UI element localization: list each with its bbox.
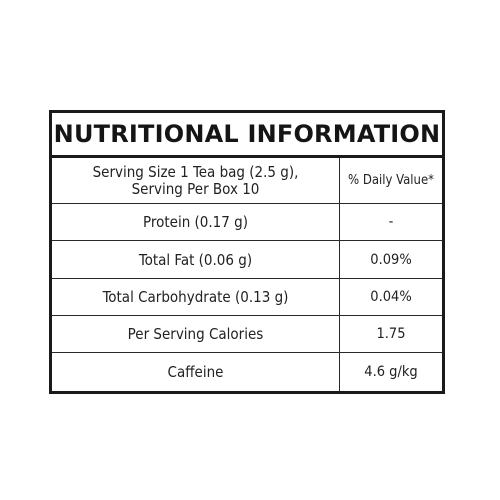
table-title: NUTRITIONAL INFORMATION <box>52 113 442 158</box>
table-row: Caffeine 4.6 g/kg <box>52 353 442 391</box>
row-value: 1.75 <box>376 326 406 342</box>
row-label: Per Serving Calories <box>52 316 340 352</box>
row-label: Total Fat (0.06 g) <box>52 241 340 278</box>
header-row: Serving Size 1 Tea bag (2.5 g), Serving … <box>52 158 442 204</box>
table-row: Total Carbohydrate (0.13 g) 0.04% <box>52 279 442 316</box>
row-value: - <box>388 214 394 230</box>
nutrition-table: NUTRITIONAL INFORMATION Serving Size 1 T… <box>49 110 445 394</box>
serving-size-text: Serving Size 1 Tea bag (2.5 g), <box>92 162 299 181</box>
row-label: Total Carbohydrate (0.13 g) <box>52 279 340 315</box>
row-value: 0.09% <box>370 251 412 268</box>
row-value: 0.04% <box>370 289 412 305</box>
table-row: Per Serving Calories 1.75 <box>52 316 442 353</box>
row-label: Caffeine <box>52 353 340 391</box>
table-row: Total Fat (0.06 g) 0.09% <box>52 241 442 279</box>
daily-value-header: % Daily Value* <box>348 172 434 188</box>
serving-size-header: Serving Size 1 Tea bag (2.5 g), Serving … <box>52 158 340 203</box>
table-row: Protein (0.17 g) - <box>52 204 442 241</box>
row-label: Protein (0.17 g) <box>52 204 340 240</box>
serving-per-box-text: Serving Per Box 10 <box>131 179 260 198</box>
row-value: 4.6 g/kg <box>364 364 418 380</box>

------------------------------------

ACTION ITEM: Please show all lines from the entries that contain the word "Caffeine".

RESPONSE AREA:
table-row: Caffeine 4.6 g/kg <box>52 353 442 391</box>
row-label: Caffeine <box>52 353 340 391</box>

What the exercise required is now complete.